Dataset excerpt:
* Start *
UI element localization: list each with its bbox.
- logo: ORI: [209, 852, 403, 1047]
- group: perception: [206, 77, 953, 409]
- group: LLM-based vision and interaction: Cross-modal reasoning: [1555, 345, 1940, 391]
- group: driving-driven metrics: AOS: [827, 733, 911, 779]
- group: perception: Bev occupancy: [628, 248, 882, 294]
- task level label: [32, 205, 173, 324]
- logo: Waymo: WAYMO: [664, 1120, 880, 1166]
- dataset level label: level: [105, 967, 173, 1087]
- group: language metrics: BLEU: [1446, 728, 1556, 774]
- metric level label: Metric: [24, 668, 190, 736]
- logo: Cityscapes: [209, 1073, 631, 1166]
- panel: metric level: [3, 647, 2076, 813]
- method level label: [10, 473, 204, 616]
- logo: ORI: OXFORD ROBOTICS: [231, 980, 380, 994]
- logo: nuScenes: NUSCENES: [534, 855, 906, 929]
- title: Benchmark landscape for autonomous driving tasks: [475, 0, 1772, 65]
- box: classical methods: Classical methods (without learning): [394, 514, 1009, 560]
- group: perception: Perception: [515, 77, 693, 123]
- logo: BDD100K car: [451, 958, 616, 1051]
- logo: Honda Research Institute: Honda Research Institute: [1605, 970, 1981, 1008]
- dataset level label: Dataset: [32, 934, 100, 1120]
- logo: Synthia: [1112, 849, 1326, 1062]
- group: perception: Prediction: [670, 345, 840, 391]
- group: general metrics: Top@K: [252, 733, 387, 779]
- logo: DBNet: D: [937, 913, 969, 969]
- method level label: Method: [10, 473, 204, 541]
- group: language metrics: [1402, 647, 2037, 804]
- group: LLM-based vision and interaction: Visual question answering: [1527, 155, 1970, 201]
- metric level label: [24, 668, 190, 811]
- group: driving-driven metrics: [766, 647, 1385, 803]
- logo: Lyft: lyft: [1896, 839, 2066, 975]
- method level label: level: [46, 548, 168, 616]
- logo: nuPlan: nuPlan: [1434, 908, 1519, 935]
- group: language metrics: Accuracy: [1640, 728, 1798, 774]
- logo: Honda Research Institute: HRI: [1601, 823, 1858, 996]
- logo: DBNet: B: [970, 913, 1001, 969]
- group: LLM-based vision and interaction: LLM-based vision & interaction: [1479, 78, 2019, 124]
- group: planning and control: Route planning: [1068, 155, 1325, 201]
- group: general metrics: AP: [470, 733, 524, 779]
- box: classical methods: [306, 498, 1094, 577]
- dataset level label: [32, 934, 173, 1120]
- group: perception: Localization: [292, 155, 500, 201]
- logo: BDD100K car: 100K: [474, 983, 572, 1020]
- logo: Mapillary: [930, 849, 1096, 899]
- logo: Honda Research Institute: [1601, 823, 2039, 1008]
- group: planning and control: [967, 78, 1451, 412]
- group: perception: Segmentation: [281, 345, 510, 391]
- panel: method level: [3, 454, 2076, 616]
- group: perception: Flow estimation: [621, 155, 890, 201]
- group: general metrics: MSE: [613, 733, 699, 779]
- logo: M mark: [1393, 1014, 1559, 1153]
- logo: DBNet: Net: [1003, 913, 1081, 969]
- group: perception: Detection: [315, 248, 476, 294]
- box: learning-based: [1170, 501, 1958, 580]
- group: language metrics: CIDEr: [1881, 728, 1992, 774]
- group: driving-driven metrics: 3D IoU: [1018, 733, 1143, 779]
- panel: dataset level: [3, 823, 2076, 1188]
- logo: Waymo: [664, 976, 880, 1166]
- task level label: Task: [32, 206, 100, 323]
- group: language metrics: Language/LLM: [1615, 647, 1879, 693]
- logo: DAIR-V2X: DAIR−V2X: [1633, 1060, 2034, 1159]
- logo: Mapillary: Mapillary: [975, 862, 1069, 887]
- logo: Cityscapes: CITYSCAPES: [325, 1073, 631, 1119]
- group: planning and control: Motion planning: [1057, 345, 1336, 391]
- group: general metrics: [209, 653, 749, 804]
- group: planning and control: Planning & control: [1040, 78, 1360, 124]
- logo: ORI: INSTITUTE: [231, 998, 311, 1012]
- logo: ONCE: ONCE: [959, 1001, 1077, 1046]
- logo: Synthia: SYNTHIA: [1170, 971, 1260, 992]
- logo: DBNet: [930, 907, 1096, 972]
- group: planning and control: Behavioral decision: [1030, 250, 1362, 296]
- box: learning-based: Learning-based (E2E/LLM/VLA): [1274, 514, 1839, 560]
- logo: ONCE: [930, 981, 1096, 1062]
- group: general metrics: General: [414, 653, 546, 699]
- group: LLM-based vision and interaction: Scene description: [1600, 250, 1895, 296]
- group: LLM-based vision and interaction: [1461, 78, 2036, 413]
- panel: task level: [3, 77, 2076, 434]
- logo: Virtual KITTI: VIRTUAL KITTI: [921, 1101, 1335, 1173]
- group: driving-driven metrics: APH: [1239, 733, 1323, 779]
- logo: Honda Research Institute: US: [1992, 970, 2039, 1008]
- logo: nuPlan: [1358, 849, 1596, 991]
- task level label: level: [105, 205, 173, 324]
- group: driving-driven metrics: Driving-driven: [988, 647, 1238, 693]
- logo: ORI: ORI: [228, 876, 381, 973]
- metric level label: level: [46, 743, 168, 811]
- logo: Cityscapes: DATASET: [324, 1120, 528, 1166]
* End *
Task description => Rewrite all of the lines above, replacing "logo" with "emblem" wherever it occurs and keeping everything else the same.

Finished answer =>
UI element localization: list each with its bbox.
- emblem: ORI: [209, 852, 403, 1047]
- group: perception: [206, 77, 953, 409]
- group: LLM-based vision and interaction: Cross-modal reasoning: [1555, 345, 1940, 391]
- group: driving-driven metrics: AOS: [827, 733, 911, 779]
- group: perception: Bev occupancy: [628, 248, 882, 294]
- task level label: [32, 205, 173, 324]
- emblem: Waymo: WAYMO: [664, 1120, 880, 1166]
- dataset level label: level: [105, 967, 173, 1087]
- group: language metrics: BLEU: [1446, 728, 1556, 774]
- metric level label: Metric: [24, 668, 190, 736]
- emblem: Cityscapes: [209, 1073, 631, 1166]
- panel: metric level: [3, 647, 2076, 813]
- method level label: [10, 473, 204, 616]
- emblem: ORI: OXFORD ROBOTICS: [231, 980, 380, 994]
- emblem: nuScenes: NUSCENES: [534, 855, 906, 929]
- title: Benchmark landscape for autonomous driving tasks: [475, 0, 1772, 65]
- box: classical methods: Classical methods (without learning): [394, 514, 1009, 560]
- group: perception: Perception: [515, 77, 693, 123]
- emblem: BDD100K car: [451, 958, 616, 1051]
- emblem: Honda Research Institute: Honda Research Institute: [1605, 970, 1981, 1008]
- dataset level label: Dataset: [32, 934, 100, 1120]
- emblem: Synthia: [1112, 849, 1326, 1062]
- group: perception: Prediction: [670, 345, 840, 391]
- group: general metrics: Top@K: [252, 733, 387, 779]
- emblem: DBNet: D: [937, 913, 969, 969]
- method level label: Method: [10, 473, 204, 541]
- group: language metrics: [1402, 647, 2037, 804]
- group: LLM-based vision and interaction: Visual question answering: [1527, 155, 1970, 201]
- metric level label: [24, 668, 190, 811]
- group: driving-driven metrics: [766, 647, 1385, 803]
- emblem: Lyft: lyft: [1896, 839, 2066, 975]
- method level label: level: [46, 548, 168, 616]
- emblem: nuPlan: nuPlan: [1434, 908, 1519, 935]
- group: language metrics: Accuracy: [1640, 728, 1798, 774]
- emblem: Honda Research Institute: HRI: [1601, 823, 1858, 996]
- emblem: DBNet: B: [970, 913, 1001, 969]
- group: LLM-based vision and interaction: LLM-based vision & interaction: [1479, 78, 2019, 124]
- group: planning and control: Route planning: [1068, 155, 1325, 201]
- group: general metrics: AP: [470, 733, 524, 779]
- box: classical methods: [306, 498, 1094, 577]
- dataset level label: [32, 934, 173, 1120]
- group: perception: Localization: [292, 155, 500, 201]
- emblem: BDD100K car: 100K: [474, 983, 572, 1020]
- emblem: Mapillary: [930, 849, 1096, 899]
- emblem: Honda Research Institute: [1601, 823, 2039, 1008]
- group: planning and control: [967, 78, 1451, 412]
- group: perception: Segmentation: [281, 345, 510, 391]
- panel: method level: [3, 454, 2076, 616]
- group: perception: Flow estimation: [621, 155, 890, 201]
- group: general metrics: MSE: [613, 733, 699, 779]
- emblem: M mark: [1393, 1014, 1559, 1153]
- emblem: DBNet: Net: [1003, 913, 1081, 969]
- group: perception: Detection: [315, 248, 476, 294]
- box: learning-based: [1170, 501, 1958, 580]
- group: language metrics: CIDEr: [1881, 728, 1992, 774]
- group: driving-driven metrics: 3D IoU: [1018, 733, 1143, 779]
- panel: dataset level: [3, 823, 2076, 1188]
- emblem: Waymo: [664, 976, 880, 1166]
- task level label: Task: [32, 206, 100, 323]
- group: language metrics: Language/LLM: [1615, 647, 1879, 693]
- emblem: DAIR-V2X: DAIR−V2X: [1633, 1060, 2034, 1159]
- emblem: Mapillary: Mapillary: [975, 862, 1069, 887]
- emblem: Cityscapes: CITYSCAPES: [325, 1073, 631, 1119]
- group: planning and control: Motion planning: [1057, 345, 1336, 391]
- group: general metrics: [209, 653, 749, 804]
- group: planning and control: Planning & control: [1040, 78, 1360, 124]
- emblem: ORI: INSTITUTE: [231, 998, 311, 1012]
- emblem: ONCE: ONCE: [959, 1001, 1077, 1046]
- emblem: Synthia: SYNTHIA: [1170, 971, 1260, 992]
- emblem: DBNet: [930, 907, 1096, 972]
- group: planning and control: Behavioral decision: [1030, 250, 1362, 296]
- box: learning-based: Learning-based (E2E/LLM/VLA): [1274, 514, 1839, 560]
- emblem: ONCE: [930, 981, 1096, 1062]
- group: general metrics: General: [414, 653, 546, 699]
- group: LLM-based vision and interaction: Scene description: [1600, 250, 1895, 296]
- group: LLM-based vision and interaction: [1461, 78, 2036, 413]
- panel: task level: [3, 77, 2076, 434]
- emblem: Virtual KITTI: VIRTUAL KITTI: [921, 1101, 1335, 1173]
- group: driving-driven metrics: APH: [1239, 733, 1323, 779]
- emblem: Honda Research Institute: US: [1992, 970, 2039, 1008]
- emblem: nuPlan: [1358, 849, 1596, 991]
- task level label: level: [105, 205, 173, 324]
- group: driving-driven metrics: Driving-driven: [988, 647, 1238, 693]
- emblem: ORI: ORI: [228, 876, 381, 973]
- metric level label: level: [46, 743, 168, 811]
- emblem: Cityscapes: DATASET: [324, 1120, 528, 1166]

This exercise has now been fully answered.